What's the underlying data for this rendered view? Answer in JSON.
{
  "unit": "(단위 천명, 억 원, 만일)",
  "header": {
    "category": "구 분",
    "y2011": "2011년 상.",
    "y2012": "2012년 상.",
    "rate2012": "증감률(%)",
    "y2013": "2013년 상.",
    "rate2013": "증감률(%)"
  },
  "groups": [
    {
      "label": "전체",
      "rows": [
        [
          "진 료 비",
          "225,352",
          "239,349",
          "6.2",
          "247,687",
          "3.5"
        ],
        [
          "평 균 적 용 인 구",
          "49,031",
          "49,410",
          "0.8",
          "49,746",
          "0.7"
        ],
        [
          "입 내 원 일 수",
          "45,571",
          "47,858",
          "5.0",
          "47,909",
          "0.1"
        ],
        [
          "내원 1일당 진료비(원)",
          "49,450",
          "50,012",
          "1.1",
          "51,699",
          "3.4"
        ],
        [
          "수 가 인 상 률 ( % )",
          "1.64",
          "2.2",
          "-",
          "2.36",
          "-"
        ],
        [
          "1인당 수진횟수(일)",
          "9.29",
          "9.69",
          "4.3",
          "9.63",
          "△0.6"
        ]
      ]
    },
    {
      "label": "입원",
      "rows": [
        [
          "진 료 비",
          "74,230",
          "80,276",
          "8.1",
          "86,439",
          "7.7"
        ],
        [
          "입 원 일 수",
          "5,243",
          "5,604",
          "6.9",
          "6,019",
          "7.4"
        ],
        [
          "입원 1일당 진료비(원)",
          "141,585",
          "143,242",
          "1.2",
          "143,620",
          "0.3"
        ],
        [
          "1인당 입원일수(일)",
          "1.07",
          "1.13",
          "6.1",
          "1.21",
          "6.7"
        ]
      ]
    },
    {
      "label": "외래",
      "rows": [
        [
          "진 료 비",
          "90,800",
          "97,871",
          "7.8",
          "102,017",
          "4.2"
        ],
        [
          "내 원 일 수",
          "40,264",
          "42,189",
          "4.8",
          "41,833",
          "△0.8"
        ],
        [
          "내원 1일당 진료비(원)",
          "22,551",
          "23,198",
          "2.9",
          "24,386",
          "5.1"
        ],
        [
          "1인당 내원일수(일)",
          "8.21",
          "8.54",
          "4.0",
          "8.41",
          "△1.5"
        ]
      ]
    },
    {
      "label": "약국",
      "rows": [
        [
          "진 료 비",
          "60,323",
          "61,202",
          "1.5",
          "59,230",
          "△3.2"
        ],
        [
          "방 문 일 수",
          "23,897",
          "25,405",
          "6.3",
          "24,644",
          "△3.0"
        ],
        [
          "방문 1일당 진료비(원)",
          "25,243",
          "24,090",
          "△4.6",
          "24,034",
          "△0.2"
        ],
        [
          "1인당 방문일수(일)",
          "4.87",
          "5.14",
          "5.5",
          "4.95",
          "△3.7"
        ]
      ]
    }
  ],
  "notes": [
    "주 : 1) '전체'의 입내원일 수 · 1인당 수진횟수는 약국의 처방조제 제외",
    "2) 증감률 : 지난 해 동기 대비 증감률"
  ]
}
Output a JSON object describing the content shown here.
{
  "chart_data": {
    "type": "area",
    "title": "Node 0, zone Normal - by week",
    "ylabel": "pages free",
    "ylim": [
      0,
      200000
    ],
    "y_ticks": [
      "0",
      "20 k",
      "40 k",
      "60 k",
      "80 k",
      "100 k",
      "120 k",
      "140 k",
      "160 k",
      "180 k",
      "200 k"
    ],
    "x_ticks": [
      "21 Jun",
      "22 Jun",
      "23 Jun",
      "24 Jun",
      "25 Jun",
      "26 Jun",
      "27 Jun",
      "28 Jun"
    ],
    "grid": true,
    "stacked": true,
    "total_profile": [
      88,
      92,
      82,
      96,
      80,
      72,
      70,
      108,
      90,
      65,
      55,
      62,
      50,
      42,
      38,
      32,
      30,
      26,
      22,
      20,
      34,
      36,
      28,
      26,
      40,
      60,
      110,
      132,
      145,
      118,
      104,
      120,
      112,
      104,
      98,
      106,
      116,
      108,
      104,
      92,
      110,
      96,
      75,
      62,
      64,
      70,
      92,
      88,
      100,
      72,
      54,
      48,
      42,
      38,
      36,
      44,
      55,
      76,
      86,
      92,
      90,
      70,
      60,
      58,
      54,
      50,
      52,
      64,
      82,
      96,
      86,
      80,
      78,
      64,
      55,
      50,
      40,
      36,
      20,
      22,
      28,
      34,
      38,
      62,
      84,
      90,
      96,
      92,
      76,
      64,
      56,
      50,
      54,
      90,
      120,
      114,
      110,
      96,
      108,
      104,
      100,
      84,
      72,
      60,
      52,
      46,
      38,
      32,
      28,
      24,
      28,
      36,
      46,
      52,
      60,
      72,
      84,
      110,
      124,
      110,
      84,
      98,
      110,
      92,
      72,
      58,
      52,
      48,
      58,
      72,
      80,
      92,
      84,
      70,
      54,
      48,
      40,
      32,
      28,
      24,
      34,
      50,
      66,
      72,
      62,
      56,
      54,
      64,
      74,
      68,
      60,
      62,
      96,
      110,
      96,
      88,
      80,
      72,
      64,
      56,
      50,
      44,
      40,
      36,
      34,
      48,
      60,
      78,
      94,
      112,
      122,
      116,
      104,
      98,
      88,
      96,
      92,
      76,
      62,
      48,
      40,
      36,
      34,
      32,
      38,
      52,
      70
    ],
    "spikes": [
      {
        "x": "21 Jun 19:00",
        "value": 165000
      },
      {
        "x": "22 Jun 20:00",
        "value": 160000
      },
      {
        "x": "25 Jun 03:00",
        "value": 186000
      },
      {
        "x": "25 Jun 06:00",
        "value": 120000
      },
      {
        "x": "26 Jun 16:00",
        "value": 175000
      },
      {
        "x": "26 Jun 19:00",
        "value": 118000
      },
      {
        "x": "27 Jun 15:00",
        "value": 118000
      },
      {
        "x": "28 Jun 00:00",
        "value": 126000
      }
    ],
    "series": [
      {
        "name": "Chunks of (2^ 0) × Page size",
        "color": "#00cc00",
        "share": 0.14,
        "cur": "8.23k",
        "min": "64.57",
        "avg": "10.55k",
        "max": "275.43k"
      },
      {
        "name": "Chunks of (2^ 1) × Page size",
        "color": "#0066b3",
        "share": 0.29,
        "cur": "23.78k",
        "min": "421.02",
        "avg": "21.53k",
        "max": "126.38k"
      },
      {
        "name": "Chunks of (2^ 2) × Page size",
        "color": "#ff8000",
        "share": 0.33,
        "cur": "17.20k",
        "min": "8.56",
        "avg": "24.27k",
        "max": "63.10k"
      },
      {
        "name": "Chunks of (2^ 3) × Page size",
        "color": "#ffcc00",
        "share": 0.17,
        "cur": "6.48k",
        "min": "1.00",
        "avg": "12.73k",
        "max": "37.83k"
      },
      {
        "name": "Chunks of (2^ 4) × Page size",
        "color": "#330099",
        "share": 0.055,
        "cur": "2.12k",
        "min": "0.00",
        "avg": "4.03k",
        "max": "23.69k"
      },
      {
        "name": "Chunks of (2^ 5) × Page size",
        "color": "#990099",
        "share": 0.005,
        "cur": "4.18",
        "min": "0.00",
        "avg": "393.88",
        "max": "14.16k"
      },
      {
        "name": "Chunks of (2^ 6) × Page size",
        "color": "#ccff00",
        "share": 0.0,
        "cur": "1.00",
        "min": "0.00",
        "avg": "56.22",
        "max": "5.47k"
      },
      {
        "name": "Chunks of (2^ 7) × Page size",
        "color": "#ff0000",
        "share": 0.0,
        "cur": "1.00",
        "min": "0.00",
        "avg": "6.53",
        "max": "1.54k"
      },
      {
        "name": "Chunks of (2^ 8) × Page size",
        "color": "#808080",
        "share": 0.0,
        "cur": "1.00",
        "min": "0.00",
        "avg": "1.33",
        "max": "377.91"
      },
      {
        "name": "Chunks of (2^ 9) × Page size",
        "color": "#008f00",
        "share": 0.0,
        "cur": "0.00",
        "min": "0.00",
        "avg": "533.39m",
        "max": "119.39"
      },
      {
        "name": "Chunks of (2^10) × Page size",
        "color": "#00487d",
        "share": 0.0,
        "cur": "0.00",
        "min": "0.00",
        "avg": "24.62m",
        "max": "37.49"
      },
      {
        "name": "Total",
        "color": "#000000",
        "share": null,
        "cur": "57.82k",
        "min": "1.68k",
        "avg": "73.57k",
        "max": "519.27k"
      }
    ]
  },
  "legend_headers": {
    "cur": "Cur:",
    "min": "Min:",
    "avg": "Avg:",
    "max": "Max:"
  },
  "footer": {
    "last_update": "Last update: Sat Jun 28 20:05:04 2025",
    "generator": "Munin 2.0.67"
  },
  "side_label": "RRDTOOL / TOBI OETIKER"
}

+ + + +

* [Given exercise]
Scan the entries above for the word "name" and collect each line holding it.

* [Complete answer]
        "name": "Chunks of (2^ 0) × Page size",
        "name": "Chunks of (2^ 1) × Page size",
        "name": "Chunks of (2^ 2) × Page size",
        "name": "Chunks of (2^ 3) × Page size",
        "name": "Chunks of (2^ 4) × Page size",
        "name": "Chunks of (2^ 5) × Page size",
        "name": "Chunks of (2^ 6) × Page size",
        "name": "Chunks of (2^ 7) × Page size",
        "name": "Chunks of (2^ 8) × Page size",
        "name": "Chunks of (2^ 9) × Page size",
        "name": "Chunks of (2^10) × Page size",
        "name": "Total",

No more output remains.